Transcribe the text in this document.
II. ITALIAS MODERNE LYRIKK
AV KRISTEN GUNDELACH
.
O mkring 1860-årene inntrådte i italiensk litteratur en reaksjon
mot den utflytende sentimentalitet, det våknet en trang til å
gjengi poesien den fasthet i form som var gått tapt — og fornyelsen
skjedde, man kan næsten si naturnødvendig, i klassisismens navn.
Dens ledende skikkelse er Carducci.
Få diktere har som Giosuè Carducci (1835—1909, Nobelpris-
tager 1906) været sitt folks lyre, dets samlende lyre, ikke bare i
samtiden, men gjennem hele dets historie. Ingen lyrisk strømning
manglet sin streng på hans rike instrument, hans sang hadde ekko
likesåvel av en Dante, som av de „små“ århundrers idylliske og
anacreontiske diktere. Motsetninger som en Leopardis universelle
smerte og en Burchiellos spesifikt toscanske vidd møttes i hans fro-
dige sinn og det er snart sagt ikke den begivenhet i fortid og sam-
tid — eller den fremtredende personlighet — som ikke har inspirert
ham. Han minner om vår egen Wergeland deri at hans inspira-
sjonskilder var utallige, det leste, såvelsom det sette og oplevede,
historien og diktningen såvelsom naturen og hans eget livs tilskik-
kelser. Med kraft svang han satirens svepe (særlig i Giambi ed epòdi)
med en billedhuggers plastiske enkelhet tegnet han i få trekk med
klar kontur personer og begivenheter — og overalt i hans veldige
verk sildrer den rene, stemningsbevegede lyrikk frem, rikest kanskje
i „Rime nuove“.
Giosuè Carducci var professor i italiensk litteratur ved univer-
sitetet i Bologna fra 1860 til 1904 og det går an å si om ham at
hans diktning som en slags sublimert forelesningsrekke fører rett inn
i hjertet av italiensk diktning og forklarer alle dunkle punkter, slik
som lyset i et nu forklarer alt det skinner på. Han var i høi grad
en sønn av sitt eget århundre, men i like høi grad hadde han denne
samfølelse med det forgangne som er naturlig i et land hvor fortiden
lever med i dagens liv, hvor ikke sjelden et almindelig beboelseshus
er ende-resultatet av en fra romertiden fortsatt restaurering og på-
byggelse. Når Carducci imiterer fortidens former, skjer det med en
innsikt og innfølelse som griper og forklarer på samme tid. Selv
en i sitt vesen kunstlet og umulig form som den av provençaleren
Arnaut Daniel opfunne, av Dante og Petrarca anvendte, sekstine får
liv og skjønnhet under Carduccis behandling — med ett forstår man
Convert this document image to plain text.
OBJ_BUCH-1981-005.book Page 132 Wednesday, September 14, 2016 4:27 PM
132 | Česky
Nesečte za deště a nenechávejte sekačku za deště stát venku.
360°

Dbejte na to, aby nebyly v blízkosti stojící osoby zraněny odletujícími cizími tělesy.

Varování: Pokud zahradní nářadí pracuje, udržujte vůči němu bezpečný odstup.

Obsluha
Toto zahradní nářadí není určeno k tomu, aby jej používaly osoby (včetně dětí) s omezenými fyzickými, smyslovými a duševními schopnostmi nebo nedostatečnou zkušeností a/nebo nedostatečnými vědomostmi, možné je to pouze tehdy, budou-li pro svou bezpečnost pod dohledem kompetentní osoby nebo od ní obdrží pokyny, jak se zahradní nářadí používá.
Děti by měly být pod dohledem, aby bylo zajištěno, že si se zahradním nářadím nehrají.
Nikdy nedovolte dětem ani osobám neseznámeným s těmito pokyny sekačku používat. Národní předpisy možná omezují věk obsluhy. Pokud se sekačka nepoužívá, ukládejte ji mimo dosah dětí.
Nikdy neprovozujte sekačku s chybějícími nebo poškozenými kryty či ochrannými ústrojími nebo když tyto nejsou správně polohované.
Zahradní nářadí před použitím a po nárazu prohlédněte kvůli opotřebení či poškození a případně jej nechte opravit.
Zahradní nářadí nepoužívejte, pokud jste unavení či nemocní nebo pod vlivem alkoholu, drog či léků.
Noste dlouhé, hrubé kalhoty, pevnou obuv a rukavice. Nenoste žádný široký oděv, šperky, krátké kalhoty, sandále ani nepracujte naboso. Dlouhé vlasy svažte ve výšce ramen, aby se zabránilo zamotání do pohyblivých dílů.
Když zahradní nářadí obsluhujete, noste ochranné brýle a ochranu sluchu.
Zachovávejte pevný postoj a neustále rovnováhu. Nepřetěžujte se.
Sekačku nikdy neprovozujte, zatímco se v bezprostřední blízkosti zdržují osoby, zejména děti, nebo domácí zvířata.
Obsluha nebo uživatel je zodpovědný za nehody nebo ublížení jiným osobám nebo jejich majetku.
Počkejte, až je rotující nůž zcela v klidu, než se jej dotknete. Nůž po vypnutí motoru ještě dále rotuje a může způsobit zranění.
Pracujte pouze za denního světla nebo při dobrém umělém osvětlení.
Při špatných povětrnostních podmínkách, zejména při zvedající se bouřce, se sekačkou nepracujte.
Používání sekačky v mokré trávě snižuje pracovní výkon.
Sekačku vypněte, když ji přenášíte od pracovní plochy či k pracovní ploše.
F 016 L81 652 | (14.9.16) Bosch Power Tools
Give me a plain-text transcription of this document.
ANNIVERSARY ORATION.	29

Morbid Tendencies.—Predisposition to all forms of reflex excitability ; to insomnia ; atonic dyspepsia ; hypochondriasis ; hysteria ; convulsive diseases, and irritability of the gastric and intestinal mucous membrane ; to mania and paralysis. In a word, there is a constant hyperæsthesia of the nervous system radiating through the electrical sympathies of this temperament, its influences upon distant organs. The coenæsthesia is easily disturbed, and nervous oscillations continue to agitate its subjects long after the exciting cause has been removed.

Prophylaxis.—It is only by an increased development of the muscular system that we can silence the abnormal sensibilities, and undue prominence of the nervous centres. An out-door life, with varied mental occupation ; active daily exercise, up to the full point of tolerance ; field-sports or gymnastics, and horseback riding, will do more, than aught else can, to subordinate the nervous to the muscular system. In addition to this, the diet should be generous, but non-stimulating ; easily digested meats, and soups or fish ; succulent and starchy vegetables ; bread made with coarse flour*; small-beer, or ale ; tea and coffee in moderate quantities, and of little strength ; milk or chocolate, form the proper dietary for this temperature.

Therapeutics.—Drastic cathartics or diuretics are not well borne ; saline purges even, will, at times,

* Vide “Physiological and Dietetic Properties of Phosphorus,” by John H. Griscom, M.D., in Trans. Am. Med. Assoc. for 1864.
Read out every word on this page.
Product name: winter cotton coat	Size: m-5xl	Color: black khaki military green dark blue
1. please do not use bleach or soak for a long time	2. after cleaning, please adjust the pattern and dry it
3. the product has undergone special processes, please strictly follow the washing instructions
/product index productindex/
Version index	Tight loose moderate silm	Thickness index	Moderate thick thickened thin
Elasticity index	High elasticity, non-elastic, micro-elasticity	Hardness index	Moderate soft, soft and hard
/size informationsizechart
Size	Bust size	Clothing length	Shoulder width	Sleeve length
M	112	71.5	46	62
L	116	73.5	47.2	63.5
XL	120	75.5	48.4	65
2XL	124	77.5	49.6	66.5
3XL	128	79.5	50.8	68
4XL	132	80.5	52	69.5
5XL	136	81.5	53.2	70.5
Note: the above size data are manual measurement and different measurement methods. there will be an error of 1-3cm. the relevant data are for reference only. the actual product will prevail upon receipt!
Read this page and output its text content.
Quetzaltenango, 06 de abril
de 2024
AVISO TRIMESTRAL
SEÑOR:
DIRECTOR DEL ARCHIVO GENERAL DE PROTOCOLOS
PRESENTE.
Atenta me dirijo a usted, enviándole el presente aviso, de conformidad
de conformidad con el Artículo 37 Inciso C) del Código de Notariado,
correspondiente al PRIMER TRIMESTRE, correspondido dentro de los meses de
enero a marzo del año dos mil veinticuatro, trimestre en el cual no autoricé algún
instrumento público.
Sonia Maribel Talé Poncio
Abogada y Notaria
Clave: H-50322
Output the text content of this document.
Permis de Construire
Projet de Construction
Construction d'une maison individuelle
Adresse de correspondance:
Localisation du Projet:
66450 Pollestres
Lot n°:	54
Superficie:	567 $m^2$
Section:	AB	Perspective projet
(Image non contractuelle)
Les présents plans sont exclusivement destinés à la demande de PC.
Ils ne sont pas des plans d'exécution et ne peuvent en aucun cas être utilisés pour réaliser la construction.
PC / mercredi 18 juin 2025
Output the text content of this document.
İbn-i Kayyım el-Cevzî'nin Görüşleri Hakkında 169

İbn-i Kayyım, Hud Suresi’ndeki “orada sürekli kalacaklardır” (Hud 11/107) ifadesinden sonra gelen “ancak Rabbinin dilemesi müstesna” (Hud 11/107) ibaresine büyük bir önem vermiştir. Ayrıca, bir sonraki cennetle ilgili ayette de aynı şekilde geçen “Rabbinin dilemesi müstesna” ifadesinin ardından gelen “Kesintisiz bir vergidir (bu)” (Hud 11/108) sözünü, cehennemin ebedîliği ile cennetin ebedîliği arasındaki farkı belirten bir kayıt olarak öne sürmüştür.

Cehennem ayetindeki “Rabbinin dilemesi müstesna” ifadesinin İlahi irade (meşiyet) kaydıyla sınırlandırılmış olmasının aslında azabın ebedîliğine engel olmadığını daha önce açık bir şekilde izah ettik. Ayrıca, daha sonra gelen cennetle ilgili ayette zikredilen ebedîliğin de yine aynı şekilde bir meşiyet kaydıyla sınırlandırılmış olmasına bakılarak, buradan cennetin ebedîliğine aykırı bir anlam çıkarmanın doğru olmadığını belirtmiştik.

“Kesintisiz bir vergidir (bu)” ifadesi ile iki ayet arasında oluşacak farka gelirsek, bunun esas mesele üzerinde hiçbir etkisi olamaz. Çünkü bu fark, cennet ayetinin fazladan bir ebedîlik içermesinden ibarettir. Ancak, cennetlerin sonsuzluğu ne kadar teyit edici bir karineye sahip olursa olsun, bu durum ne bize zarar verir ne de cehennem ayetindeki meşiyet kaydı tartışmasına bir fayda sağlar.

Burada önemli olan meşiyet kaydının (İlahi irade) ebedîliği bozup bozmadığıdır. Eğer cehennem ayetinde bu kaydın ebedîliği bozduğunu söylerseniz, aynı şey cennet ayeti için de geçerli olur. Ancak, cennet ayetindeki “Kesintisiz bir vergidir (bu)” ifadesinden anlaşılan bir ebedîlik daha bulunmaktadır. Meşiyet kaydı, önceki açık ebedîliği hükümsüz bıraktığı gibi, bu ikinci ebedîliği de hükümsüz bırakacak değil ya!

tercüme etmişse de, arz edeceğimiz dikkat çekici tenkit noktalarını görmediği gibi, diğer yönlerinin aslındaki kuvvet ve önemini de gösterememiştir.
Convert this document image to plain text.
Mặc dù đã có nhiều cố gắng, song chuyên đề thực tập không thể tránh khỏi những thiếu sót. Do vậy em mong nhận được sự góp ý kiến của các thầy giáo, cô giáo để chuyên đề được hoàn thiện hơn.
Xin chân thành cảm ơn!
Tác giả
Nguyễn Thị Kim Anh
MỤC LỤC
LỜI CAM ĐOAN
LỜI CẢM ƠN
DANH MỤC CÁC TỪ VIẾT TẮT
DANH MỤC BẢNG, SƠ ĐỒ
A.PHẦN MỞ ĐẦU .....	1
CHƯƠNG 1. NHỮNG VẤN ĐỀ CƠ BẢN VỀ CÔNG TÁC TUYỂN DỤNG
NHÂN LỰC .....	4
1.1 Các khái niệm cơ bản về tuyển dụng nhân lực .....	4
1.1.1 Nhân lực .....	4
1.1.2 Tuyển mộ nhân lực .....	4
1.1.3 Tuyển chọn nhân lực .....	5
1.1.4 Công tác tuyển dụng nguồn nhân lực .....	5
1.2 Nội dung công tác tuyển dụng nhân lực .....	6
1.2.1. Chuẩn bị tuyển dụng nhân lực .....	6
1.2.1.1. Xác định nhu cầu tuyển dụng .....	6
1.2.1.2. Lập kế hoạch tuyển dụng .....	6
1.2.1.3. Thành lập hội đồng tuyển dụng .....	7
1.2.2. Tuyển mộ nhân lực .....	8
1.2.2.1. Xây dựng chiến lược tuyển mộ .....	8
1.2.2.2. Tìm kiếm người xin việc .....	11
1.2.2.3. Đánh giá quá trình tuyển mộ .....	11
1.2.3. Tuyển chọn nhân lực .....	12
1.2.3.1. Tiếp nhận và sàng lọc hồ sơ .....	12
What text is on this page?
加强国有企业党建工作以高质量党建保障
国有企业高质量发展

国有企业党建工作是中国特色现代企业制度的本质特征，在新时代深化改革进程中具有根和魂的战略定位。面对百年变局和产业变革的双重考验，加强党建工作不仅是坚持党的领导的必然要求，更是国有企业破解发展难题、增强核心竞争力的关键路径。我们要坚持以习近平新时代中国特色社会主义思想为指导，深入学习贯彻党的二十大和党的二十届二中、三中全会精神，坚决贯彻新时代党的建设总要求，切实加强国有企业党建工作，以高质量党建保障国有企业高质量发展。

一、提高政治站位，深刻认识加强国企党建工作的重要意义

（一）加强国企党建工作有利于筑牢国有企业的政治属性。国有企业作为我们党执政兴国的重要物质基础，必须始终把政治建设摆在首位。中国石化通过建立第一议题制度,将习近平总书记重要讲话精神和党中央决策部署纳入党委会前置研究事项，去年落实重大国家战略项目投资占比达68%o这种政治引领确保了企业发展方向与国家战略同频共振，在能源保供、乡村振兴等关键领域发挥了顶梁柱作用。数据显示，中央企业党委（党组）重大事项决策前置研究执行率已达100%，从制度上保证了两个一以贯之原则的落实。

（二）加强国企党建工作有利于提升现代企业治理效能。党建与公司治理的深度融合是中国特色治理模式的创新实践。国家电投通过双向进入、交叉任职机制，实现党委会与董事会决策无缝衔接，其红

• _Task to complete_
Pull out every line of the records that includes the string "forklarer".

• _Written response_
i hjertet av italiensk diktning og forklarer alle dunkle punkter, slik
som lyset i et nu forklarer alt det skinner på. Han var i høi grad
innsikt og innfølelse som griper og forklarer på samme tid. Selv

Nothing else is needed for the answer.